**TEXT BLOCK:**

════

Each of them have their own potential flaws but they all have a useful purpose as well. I thought I should share this since they provided some incredible pictures with the proposed ideas.

The Seascraper

Illustration by William Erwin and Dan Fletcher, eVolo

Touted as an eco-friendly floating city, the Seascraper (pictured in an artist's conception) is among a raft of concepts for sustainable offshore settlements. With more than seven billion people on the planet, mass migrations to cities, and increased risks of flooding and sea level rise, more and more architects and innovators seem to be weighing anchor.

(Related: "Sea Levels Rising Fast on U.S. East Coast.'")

The Seascraper—a self-sufficient community of homes, offices, and recreational space—was designed with the intention of slowing urban sprawl, according to its designers.

The vessel's energy independence would come from underwater turbines powered by deep-sea currents as well as from a photovoltaic skin that could collect solar energy. The concave hull would collect rainwater and allow daylight to reach lower levels. Fresh water would come from treated and recycled rainwater via an onboard desalination plant.

This green machine would also help keep marine populations afloat, so to speak, with a buoyant base that serves as a reef and discharges fish food in the form of nutrients pumped from the deep sea, the U.S. design team says.

Floating Recycling Center

Illustration by Kim Hongseop/Cho Hyunbeom/Yoon Sunhee/Yoon Hyungsoo, eVolo

A larger-than-life lure, the Plastic Fish Tower would attract plastic instead of marine life in an effort to reduce the Great Pacific Garbage Patch, also known as the Eastern Pacific Garbage Patch.

Sprawling in the Pacific between California and Hawaii, this vast mass of mostly tiny bits of the world's plastic debris is twice the size of Texas. Ocean currents pick up millions of tons of discarded plastic and other trash, forming the garbage vortex.

(Photos: Giant Ocean-Trash Vortex Documented—A First.)

The Plastic Fish Tower would collect and recycle the plastic flotsam with the help of a circular floating fence that creates a 1.2-mile (1-kilometer) circle around the sphere. Arms extending from the bottom of the sphere keep the fence in place. A mixed-use community, the Tower could accommodate residents on its outer rings and above-water sections, while a processing plant in the sphere's core would turn the trash into plastic fish-farm nets.

Specially designed boats would ferry people to and from the Fish Tower and would be "fueled by chemicals that will be collected from the processed plastics within the skyscraper in an as-of-yet-undiscovered method of chemical extraction," say the tower's South Korean designers.

Trash-filled "Oceanscraper"

Illustration by Milorad Vidojević/Jelena Pucarević/Milica Pihler, eVolo

Another solution to the Great Pacific Garbage Patch problem might come in the twisted shape of "oceanscrapers" built on underwater landfills, such as the Lady Landfill Skycrapers imagined above by a Serbian design team.

Trash would be collected at the bottoms of the towers and recycled in their cores. The undersea towers would support above-water islands hosting self-sufficient human settlements.

════

**WORK INSTRUCTIONS:**
**1.** Using the ocean skyscraper text, decide whether each statement agrees with it: (a) The Seascraper's fresh water would come from treated and recycled rainwater. (b) The landfill-based towers were imagined by a South Korean design team. (c) The Great Pacific Garbage Patch is three times the size of Texas. Answer yes or no for each and quote the deciding words.
**2.** Go on with the ocean skyscraper text, starting after its final sentence.
The rows below come from a separate source.

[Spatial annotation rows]
════

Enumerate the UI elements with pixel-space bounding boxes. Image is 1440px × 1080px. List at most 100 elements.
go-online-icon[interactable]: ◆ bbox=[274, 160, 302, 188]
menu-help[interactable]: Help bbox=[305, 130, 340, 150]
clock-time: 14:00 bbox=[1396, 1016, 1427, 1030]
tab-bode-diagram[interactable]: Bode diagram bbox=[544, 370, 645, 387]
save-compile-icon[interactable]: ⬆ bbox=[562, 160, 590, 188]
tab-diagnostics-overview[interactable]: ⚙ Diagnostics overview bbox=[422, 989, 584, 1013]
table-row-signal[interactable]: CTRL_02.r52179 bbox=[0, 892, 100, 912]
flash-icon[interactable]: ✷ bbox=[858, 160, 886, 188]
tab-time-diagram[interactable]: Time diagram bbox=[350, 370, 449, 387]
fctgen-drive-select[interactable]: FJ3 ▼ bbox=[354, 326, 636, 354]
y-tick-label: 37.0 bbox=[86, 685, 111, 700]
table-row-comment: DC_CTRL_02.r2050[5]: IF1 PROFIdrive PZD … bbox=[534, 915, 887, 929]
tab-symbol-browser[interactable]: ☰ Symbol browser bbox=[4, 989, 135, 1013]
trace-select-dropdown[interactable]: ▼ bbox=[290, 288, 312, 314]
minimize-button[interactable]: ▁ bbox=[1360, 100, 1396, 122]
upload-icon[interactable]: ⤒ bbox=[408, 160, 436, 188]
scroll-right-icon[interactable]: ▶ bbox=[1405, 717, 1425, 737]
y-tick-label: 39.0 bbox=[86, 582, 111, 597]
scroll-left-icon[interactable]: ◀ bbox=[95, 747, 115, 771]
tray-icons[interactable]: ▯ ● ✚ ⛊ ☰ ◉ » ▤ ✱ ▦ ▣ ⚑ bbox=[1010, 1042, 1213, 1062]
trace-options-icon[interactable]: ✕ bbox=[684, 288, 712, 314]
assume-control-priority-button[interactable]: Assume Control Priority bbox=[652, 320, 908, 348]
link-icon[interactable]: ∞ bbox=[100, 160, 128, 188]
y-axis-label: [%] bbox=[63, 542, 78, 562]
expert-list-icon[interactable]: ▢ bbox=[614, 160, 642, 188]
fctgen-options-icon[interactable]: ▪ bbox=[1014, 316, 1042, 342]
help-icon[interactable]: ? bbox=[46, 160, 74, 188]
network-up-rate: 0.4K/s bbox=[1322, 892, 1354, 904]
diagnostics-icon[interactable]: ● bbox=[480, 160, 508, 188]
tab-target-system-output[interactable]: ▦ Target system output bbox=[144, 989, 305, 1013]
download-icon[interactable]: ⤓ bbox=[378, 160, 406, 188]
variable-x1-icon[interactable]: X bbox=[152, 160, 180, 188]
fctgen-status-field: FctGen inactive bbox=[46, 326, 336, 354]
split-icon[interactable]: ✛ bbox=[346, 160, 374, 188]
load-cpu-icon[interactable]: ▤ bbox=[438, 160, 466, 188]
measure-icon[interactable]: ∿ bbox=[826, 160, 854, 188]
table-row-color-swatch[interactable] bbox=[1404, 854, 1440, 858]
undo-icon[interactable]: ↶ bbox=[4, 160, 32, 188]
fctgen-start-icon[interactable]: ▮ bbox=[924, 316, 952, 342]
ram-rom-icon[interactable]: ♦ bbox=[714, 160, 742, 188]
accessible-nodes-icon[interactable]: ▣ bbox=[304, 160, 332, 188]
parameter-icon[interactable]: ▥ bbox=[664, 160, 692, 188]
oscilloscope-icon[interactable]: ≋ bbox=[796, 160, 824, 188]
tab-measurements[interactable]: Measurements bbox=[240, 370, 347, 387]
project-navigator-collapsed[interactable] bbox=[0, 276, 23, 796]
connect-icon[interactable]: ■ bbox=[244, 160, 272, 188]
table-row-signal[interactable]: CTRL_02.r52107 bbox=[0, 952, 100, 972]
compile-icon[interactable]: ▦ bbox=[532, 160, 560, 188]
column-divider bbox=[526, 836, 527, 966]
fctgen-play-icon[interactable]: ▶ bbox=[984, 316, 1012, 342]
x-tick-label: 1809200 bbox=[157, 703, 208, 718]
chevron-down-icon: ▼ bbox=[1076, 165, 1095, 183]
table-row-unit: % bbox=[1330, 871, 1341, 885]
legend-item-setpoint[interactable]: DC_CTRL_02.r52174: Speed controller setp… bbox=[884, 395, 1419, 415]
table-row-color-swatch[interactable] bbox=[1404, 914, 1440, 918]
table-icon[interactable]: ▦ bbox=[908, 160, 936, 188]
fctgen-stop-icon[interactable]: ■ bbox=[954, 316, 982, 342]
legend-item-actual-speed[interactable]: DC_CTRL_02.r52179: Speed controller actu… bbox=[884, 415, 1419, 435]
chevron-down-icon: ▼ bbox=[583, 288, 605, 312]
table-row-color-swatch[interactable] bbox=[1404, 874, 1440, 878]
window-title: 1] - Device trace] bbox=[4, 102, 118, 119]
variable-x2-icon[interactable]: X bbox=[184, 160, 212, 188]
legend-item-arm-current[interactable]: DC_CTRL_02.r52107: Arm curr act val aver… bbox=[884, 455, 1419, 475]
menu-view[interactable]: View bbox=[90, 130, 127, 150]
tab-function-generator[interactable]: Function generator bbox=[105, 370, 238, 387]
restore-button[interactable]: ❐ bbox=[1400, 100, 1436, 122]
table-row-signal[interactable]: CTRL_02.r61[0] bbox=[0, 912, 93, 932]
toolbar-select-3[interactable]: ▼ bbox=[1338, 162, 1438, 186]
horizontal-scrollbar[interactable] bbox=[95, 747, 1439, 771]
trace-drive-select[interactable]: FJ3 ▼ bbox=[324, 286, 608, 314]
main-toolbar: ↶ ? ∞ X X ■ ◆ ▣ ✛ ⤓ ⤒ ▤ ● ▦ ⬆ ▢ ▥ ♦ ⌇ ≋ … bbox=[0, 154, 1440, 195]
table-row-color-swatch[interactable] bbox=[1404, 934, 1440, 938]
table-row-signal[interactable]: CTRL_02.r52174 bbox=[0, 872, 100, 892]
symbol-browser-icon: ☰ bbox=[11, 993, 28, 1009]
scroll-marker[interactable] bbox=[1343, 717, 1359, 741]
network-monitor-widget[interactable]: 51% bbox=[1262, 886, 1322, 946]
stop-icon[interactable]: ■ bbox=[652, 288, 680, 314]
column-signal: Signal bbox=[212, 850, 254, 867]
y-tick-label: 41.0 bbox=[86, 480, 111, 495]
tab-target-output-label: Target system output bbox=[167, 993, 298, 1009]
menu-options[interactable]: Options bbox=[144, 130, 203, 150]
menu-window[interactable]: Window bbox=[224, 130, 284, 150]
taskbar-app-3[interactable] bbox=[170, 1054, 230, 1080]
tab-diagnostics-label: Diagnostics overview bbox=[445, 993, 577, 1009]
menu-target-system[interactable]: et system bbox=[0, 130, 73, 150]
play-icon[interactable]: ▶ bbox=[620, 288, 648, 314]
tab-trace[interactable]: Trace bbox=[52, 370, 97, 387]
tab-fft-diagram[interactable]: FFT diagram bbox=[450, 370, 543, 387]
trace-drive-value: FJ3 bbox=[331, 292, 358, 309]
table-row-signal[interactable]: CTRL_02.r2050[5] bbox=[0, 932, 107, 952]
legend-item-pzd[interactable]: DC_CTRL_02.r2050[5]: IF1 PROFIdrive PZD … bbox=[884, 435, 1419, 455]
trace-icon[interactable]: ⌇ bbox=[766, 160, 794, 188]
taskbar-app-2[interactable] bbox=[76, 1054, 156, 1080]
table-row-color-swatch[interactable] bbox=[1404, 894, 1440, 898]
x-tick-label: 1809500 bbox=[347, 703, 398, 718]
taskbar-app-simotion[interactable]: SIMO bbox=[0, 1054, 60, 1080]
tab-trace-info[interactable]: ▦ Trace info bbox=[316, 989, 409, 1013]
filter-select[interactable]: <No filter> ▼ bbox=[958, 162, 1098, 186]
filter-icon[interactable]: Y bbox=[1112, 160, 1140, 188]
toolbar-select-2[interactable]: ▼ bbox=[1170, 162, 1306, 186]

════

**THE ANSWERS:**
**1.**
(a) Yes: "Fresh water would come from treated and recycled rainwater via an onboard desalination plant."
(b) No: "imagined above by a Serbian design team"
(c) No: "is twice the size of Texas"

**2.**
To keep the housing developments above from sinking, the Lady Landfill Skycrapers would take in or release ocean water to counteract the changing amounts of buoyant plastic trash in the hulls.

Plastics no longer needed for flotation would be converted into energy stored in massive batteries for charging island life, the designers say.


Illustration by Mathias Koester, eVolo

With only its stabilizing floating ring and transparent dome protruding above the sea, the Waterscraper is envisioned as a tubelike underwater residence and lab—all designed to withstand crushing water pressures.

Natural light would filter down from the dome as the Waterscraper drifts from one destination to the next. Beaches, restaurants, a marina, and a dive center would cater to luxury-apartment dwellers and hotel guests.

Concepts like the Waterscraper are being touted as potential solutions to the planet's urban population pressures.

According to the United Nations Department of Economic and Social Affairs, half of humanity currently calls an urban area home. And before we reach 2050, India's cities will grow by 497 million people, China's by 341 million, Nigeria's by 200 million, and the United States' by 103 million.

Oil Rig Reimagined


Illustration by YoungWan Kim/SueHwan Kwun/JunYoung Park/JoongHa Park, eVolo

The Water Circles concept would convert old oil platforms into water-treatment plants that transform saltwater into fresh water. Remaining fossil fuel extraction infrastructure would be used to channel seawater into the floating desalination plant.

Spherical modules would distill saltwater and store fresh water bound for water-poor countries. The old oil rigs would also house researchers and sustain on-site food production, according to the South Korea-based design team.

Floating Cruise Ship Terminal

Illustration courtesy Koen Olthius and Dutch Docklands

This 5-million-square-foot (490,000-square-meter) floating cruise-ship terminal could host three large vessels while providing passengers a novel offshore experience, complete with open-ocean hotel stays, shopping, and dining, according to designers.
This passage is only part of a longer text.